[Action item]: Find the lines holding the string "Merc" in the data, then copy all of them.

[Records from a dataset]:
---------------

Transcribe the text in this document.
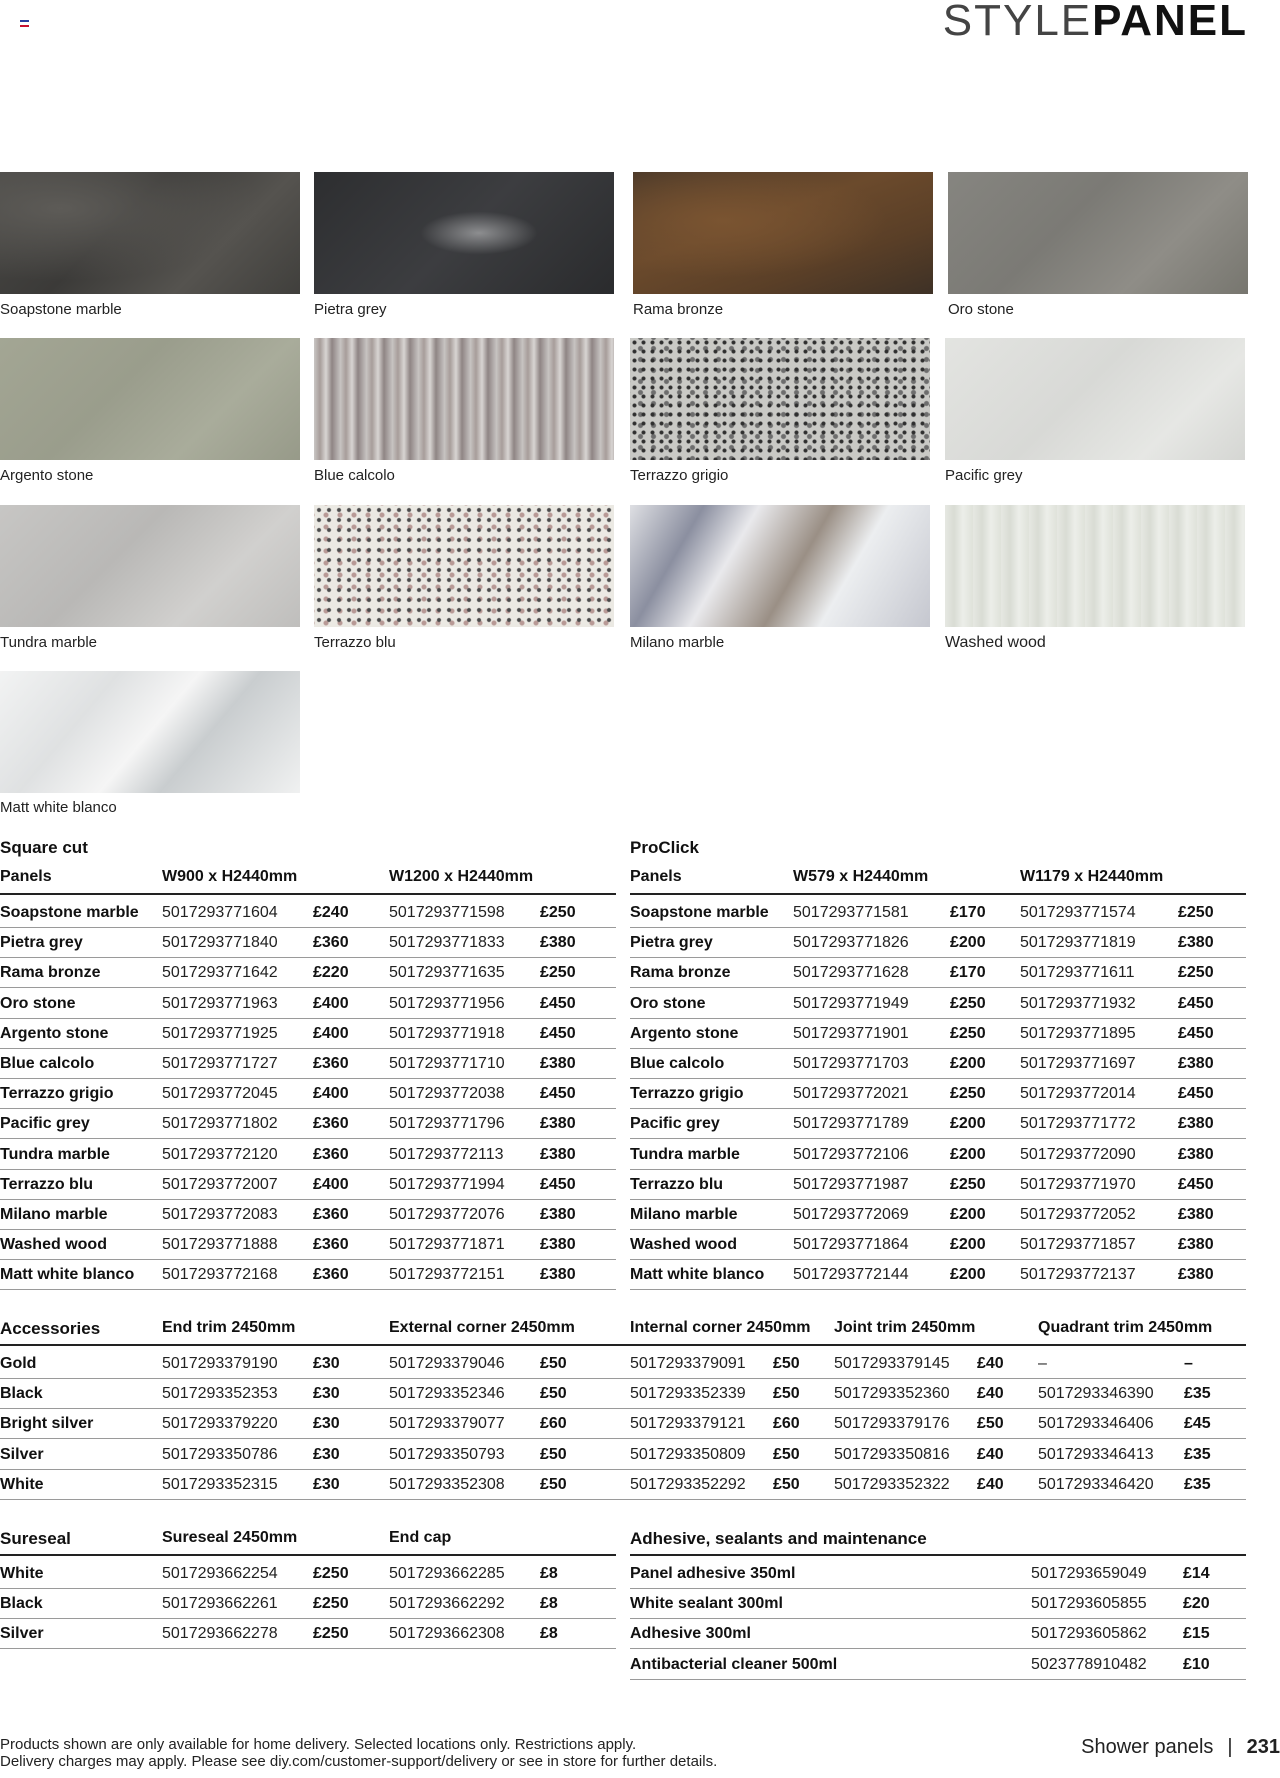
STYLEPANEL
Soapstone marble	Pietra grey	Rama bronze	Oro stone
Argento stone	Blue calcolo	Terrazzo grigio	Pacific grey
Tundra marble	Terrazzo blu	Milano marble	Washed wood
Matt white blanco
Square cut
Panels	W900 x H2440mm	W1200 x H2440mm
Soapstone marble 5017293771604 £240	5017293771598 £250
Pietra grey	5017293771840 £360	5017293771833 £380
Rama bronze	5017293771642 £220	5017293771635 £250
Oro stone	5017293771963 £400	5017293771956 £450
Argento stone	5017293771925 £400	5017293771918 £450
Blue calcolo	5017293771727 £360	5017293771710 £380
Terrazzo grigio	5017293772045 £400	5017293772038 £450
Pacific grey	5017293771802 £360	5017293771796 £380
Tundra marble	5017293772120 £360	5017293772113 £380
Terrazzo blu	5017293772007 £400	5017293771994 £450
Milano marble	5017293772083 £360	5017293772076 £380
Washed wood	5017293771888 £360	5017293771871 £380
Matt white blanco 5017293772168 £360	5017293772151 £380
ProClick
Panels	W579 x H2440mm	W1179 x H2440mm
Soapstone marble 5017293771581	£170 5017293771574	£250
Pietra grey	5017293771826	£200 5017293771819	£380
Rama bronze	5017293771628	£170 5017293771611	£250
Oro stone	5017293771949	£250 5017293771932	£450
Argento stone	5017293771901	£250 5017293771895	£450
Blue calcolo	5017293771703	£200 5017293771697	£380
Terrazzo grigio	5017293772021	£250 5017293772014	£450
Pacific grey	5017293771789	£200 5017293771772	£380
Tundra marble	5017293772106	£200 5017293772090	£380
Terrazzo blu	5017293771987	£250 5017293771970	£450
Milano marble	5017293772069	£200 5017293772052	£380
Washed wood	5017293771864	£200 5017293771857	£380
Matt white blanco 5017293772144	£200 5017293772137	£380
Accessories	End trim 2450mm	External corner 2450mm	Internal corner 2450mm Joint trim 2450mm	Quadrant trim 2450mm
Gold	5017293379190 £30	5017293379046 £50	5017293379091 £50 5017293379145 £40 –	–
Black	5017293352353 £30	5017293352346 £50	5017293352339 £50 5017293352360 £40 5017293346390 £35
Bright silver	5017293379220 £30	5017293379077 £60	5017293379121 £60 5017293379176 £50 5017293346406 £45
Silver	5017293350786 £30	5017293350793 £50	5017293350809 £50 5017293350816 £40 5017293346413 £35
White	5017293352315 £30	5017293352308 £50	5017293352292 £50 5017293352322 £40 5017293346420 £35
Sureseal	Sureseal 2450mm	End cap
White	5017293662254 £250	5017293662285 £8
Black	5017293662261 £250	5017293662292 £8
Silver	5017293662278 £250	5017293662308 £8
Adhesive, sealants and maintenance
Panel adhesive 350ml	5017293659049 £14
White sealant 300ml	5017293605855 £20
Adhesive 300ml	5017293605862 £15
Antibacterial cleaner 500ml	5023778910482 £10
Products shown are only available for home delivery. Selected locations only. Restrictions apply.
Delivery charges may apply. Please see diy.com/customer-support/delivery or see in store for further details.
Shower panels | 231
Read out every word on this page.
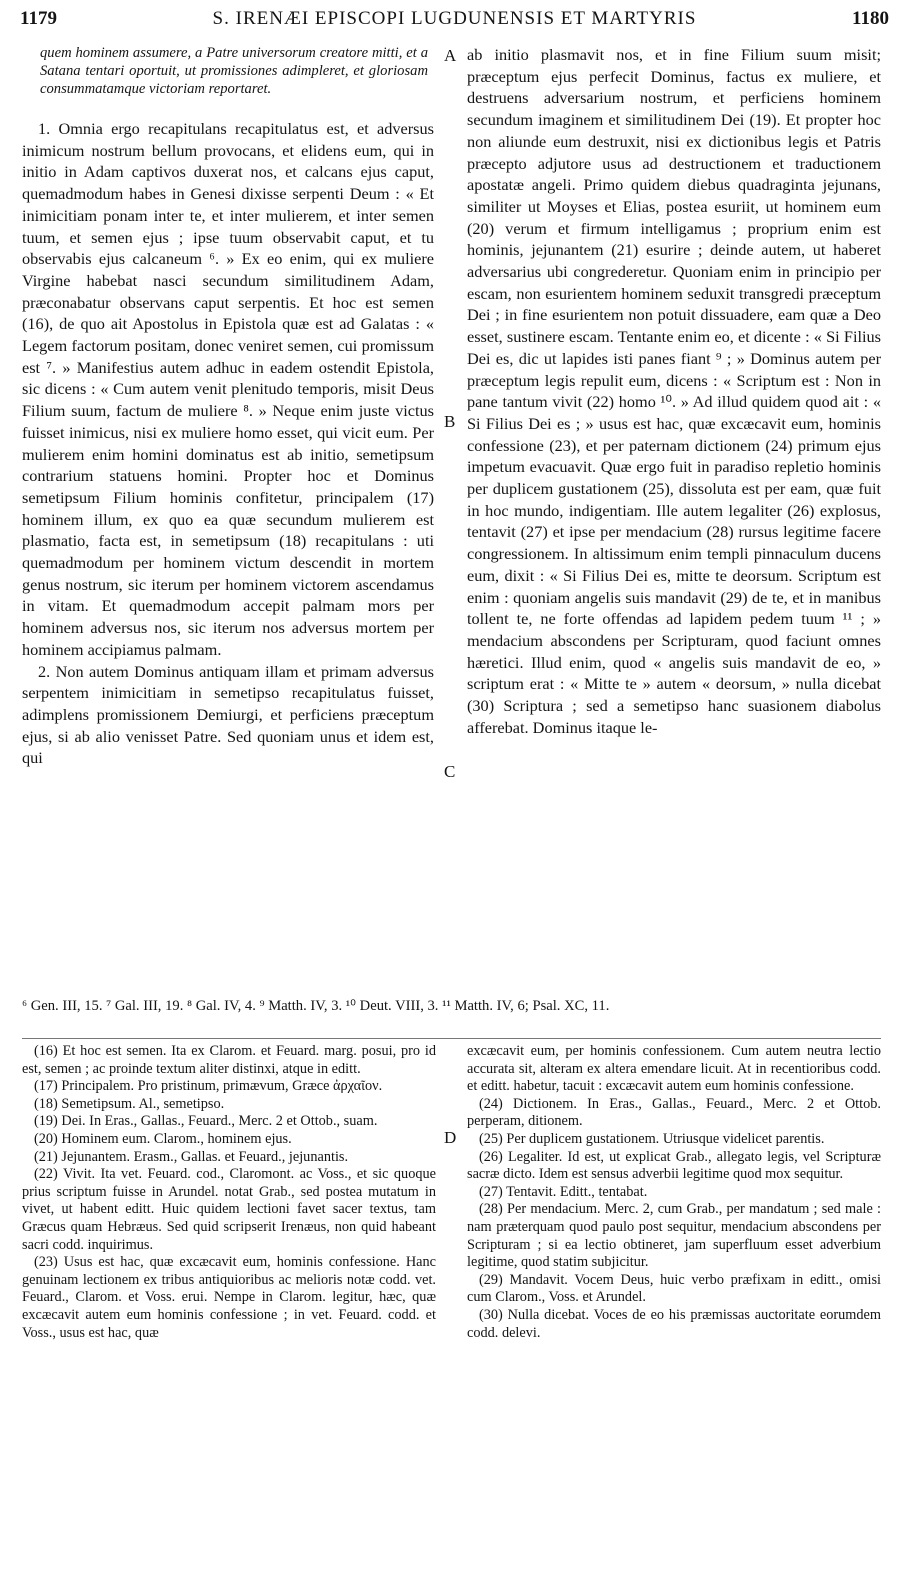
1179	S. IRENÆI EPISCOPI LUGDUNENSIS ET MARTYRIS	1180

quem hominem assumere, a Patre universorum creatore mitti, et a Satana tentari oportuit, ut promissiones adimpleret, et gloriosam consummatamque victoriam reportaret.

1. Omnia ergo recapitulans recapitulatus est, et adversus inimicum nostrum bellum provocans, et elidens eum, qui in initio in Adam captivos duxerat nos, et calcans ejus caput, quemadmodum habes in Genesi dixisse serpenti Deum : « Et inimicitiam ponam inter te, et inter mulierem, et inter semen tuum, et semen ejus ; ipse tuum observabit caput, et tu observabis ejus calcaneum ⁶. » Ex eo enim, qui ex muliere Virgine habebat nasci secundum similitudinem Adam, præconabatur observans caput serpentis. Et hoc est semen (16), de quo ait Apostolus in Epistola quæ est ad Galatas : « Legem factorum positam, donec veniret semen, cui promissum est ⁷. » Manifestius autem adhuc in eadem ostendit Epistola, sic dicens : « Cum autem venit plenitudo temporis, misit Deus Filium suum, factum de muliere ⁸. » Neque enim juste victus fuisset inimicus, nisi ex muliere homo esset, qui vicit eum. Per mulierem enim homini dominatus est ab initio, semetipsum contrarium statuens homini. Propter hoc et Dominus semetipsum Filium hominis confitetur, principalem (17) hominem illum, ex quo ea quæ secundum mulierem est plasmatio, facta est, in semetipsum (18) recapitulans : uti quemadmodum per hominem victum descendit in mortem genus nostrum, sic iterum per hominem victorem ascendamus in vitam. Et quemadmodum accepit palmam mors per hominem adversus nos, sic iterum nos adversus mortem per hominem accipiamus palmam.

2. Non autem Dominus antiquam illam et primam adversus serpentem inimicitiam in semetipso recapitulatus fuisset, adimplens promissionem Demiurgi, et perficiens præceptum ejus, si ab alio venisset Patre. Sed quoniam unus et idem est, qui

A
B
C
D

ab initio plasmavit nos, et in fine Filium suum misit; præceptum ejus perfecit Dominus, factus ex muliere, et destruens adversarium nostrum, et perficiens hominem secundum imaginem et similitudinem Dei (19). Et propter hoc non aliunde eum destruxit, nisi ex dictionibus legis et Patris præcepto adjutore usus ad destructionem et traductionem apostatæ angeli. Primo quidem diebus quadraginta jejunans, similiter ut Moyses et Elias, postea esuriit, ut hominem eum (20) verum et firmum intelligamus ; proprium enim est hominis, jejunantem (21) esurire ; deinde autem, ut haberet adversarius ubi congrederetur. Quoniam enim in principio per escam, non esurientem hominem seduxit transgredi præceptum Dei ; in fine esurientem non potuit dissuadere, eam quæ a Deo esset, sustinere escam. Tentante enim eo, et dicente : « Si Filius Dei es, dic ut lapides isti panes fiant ⁹ ; » Dominus autem per præceptum legis repulit eum, dicens : « Scriptum est : Non in pane tantum vivit (22) homo ¹⁰. » Ad illud quidem quod ait : « Si Filius Dei es ; » usus est hac, quæ excæcavit eum, hominis confessione (23), et per paternam dictionem (24) primum ejus impetum evacuavit. Quæ ergo fuit in paradiso repletio hominis per duplicem gustationem (25), dissoluta est per eam, quæ fuit in hoc mundo, indigentiam. Ille autem legaliter (26) explosus, tentavit (27) et ipse per mendacium (28) rursus legitime facere congressionem. In altissimum enim templi pinnaculum ducens eum, dixit : « Si Filius Dei es, mitte te deorsum. Scriptum est enim : quoniam angelis suis mandavit (29) de te, et in manibus tollent te, ne forte offendas ad lapidem pedem tuum ¹¹ ; » mendacium abscondens per Scripturam, quod faciunt omnes hæretici. Illud enim, quod « angelis suis mandavit de eo, » scriptum erat : « Mitte te » autem « deorsum, » nulla dicebat (30) Scriptura ; sed a semetipso hanc suasionem diabolus afferebat. Dominus itaque le-

⁶ Gen. III, 15. ⁷ Gal. III, 19. ⁸ Gal. IV, 4. ⁹ Matth. IV, 3. ¹⁰ Deut. VIII, 3. ¹¹ Matth. IV, 6; Psal. XC, 11.

(16) Et hoc est semen. Ita ex Clarom. et Feuard. marg. posui, pro id est, semen ; ac proinde textum aliter distinxi, atque in editt.

(17) Principalem. Pro pristinum, primævum, Græce ἀρχαῖον.

(18) Semetipsum. Al., semetipso.

(19) Dei. In Eras., Gallas., Feuard., Merc. 2 et Ottob., suam.

(20) Hominem eum. Clarom., hominem ejus.

(21) Jejunantem. Erasm., Gallas. et Feuard., jejunantis.

(22) Vivit. Ita vet. Feuard. cod., Claromont. ac Voss., et sic quoque prius scriptum fuisse in Arundel. notat Grab., sed postea mutatum in vivet, ut habent editt. Huic quidem lectioni favet sacer textus, tam Græcus quam Hebræus. Sed quid scripserit Irenæus, non quid habeant sacri codd. inquirimus.

(23) Usus est hac, quæ excæcavit eum, hominis confessione. Hanc genuinam lectionem ex tribus antiquioribus ac melioris notæ codd. vet. Feuard., Clarom. et Voss. erui. Nempe in Clarom. legitur, hæc, quæ excæcavit autem eum hominis confessione ; in vet. Feuard. codd. et Voss., usus est hac, quæ

excæcavit eum, per hominis confessionem. Cum autem neutra lectio accurata sit, alteram ex altera emendare licuit. At in recentioribus codd. et editt. habetur, tacuit : excæcavit autem eum hominis confessione.

(24) Dictionem. In Eras., Gallas., Feuard., Merc. 2 et Ottob. perperam, ditionem.

(25) Per duplicem gustationem. Utriusque videlicet parentis.

(26) Legaliter. Id est, ut explicat Grab., allegato legis, vel Scripturæ sacræ dicto. Idem est sensus adverbii legitime quod mox sequitur.

(27) Tentavit. Editt., tentabat.

(28) Per mendacium. Merc. 2, cum Grab., per mandatum ; sed male : nam præterquam quod paulo post sequitur, mendacium abscondens per Scripturam ; si ea lectio obtineret, jam superfluum esset adverbium legitime, quod statim subjicitur.

(29) Mandavit. Vocem Deus, huic verbo præfixam in editt., omisi cum Clarom., Voss. et Arundel.

(30) Nulla dicebat. Voces de eo his præmissas auctoritate eorumdem codd. delevi.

---------------

[Completed task]:
(19) Dei. In Eras., Gallas., Feuard., Merc. 2 et Ottob., suam.
(24) Dictionem. In Eras., Gallas., Feuard., Merc. 2 et Ottob. perperam, ditionem.
(28) Per mendacium. Merc. 2, cum Grab., per mandatum ; sed male : nam præterquam quod paulo post sequitur, mendacium abscondens per Scripturam ; si ea lectio obtineret, jam superfluum esset adverbium legitime, quod statim subjicitur.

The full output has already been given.